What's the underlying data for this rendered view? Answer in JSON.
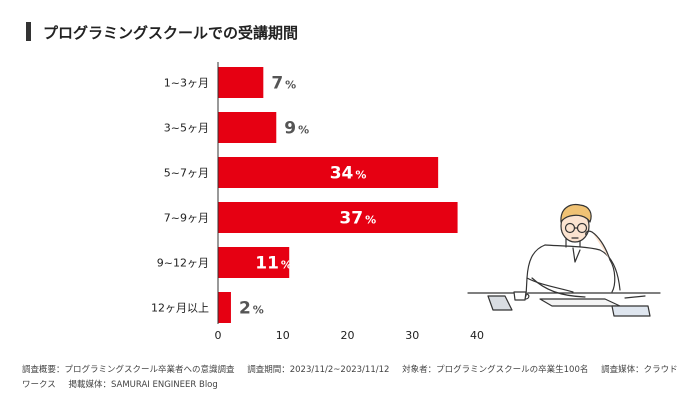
{
  "chart_data": {
    "type": "bar",
    "orientation": "horizontal",
    "title": "プログラミングスクールでの受講期間",
    "categories": [
      "1~3ヶ月",
      "3~5ヶ月",
      "5~7ヶ月",
      "7~9ヶ月",
      "9~12ヶ月",
      "12ヶ月以上"
    ],
    "values": [
      7,
      9,
      34,
      37,
      11,
      2
    ],
    "value_suffix": "%",
    "x_ticks": [
      "0",
      "10",
      "20",
      "30",
      "40"
    ],
    "xlim": [
      0,
      40
    ],
    "grid": false,
    "legend": "none",
    "bar_color": "#e60012"
  },
  "footnote": {
    "survey_summary": "調査概要：プログラミングスクール卒業者への意識調査",
    "survey_period": "調査期間：2023/11/2~2023/11/12",
    "target": "対象者：プログラミングスクールの卒業生100名",
    "survey_media": "調査媒体：クラウドワークス",
    "published": "掲載媒体：SAMURAI ENGINEER Blog"
  },
  "colors": {
    "accent": "#e60012",
    "title_marker": "#333333",
    "label_outside": "#555555",
    "label_inside": "#ffffff"
  },
  "illustration": {
    "icon": "person-at-desk-icon"
  }
}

# WHAT YOU HAVE TO DO:
Write out the full listing verbatim, excluding its pictures.

# RESPONSE TO THIS EXERCISE:
What's the underlying data for this rendered view? Answer in JSON.
{
  "chart_data": {
    "type": "bar",
    "orientation": "horizontal",
    "title": "プログラミングスクールでの受講期間",
    "categories": [
      "1~3ヶ月",
      "3~5ヶ月",
      "5~7ヶ月",
      "7~9ヶ月",
      "9~12ヶ月",
      "12ヶ月以上"
    ],
    "values": [
      7,
      9,
      34,
      37,
      11,
      2
    ],
    "value_suffix": "%",
    "x_ticks": [
      "0",
      "10",
      "20",
      "30",
      "40"
    ],
    "xlim": [
      0,
      40
    ],
    "grid": false,
    "legend": "none",
    "bar_color": "#e60012"
  },
  "footnote": {
    "survey_summary": "調査概要：プログラミングスクール卒業者への意識調査",
    "survey_period": "調査期間：2023/11/2~2023/11/12",
    "target": "対象者：プログラミングスクールの卒業生100名",
    "survey_media": "調査媒体：クラウドワークス",
    "published": "掲載媒体：SAMURAI ENGINEER Blog"
  },
  "colors": {
    "accent": "#e60012",
    "title_marker": "#333333",
    "label_outside": "#555555",
    "label_inside": "#ffffff"
  },
  "illustration": {
    "icon": "person-at-desk-icon"
  }
}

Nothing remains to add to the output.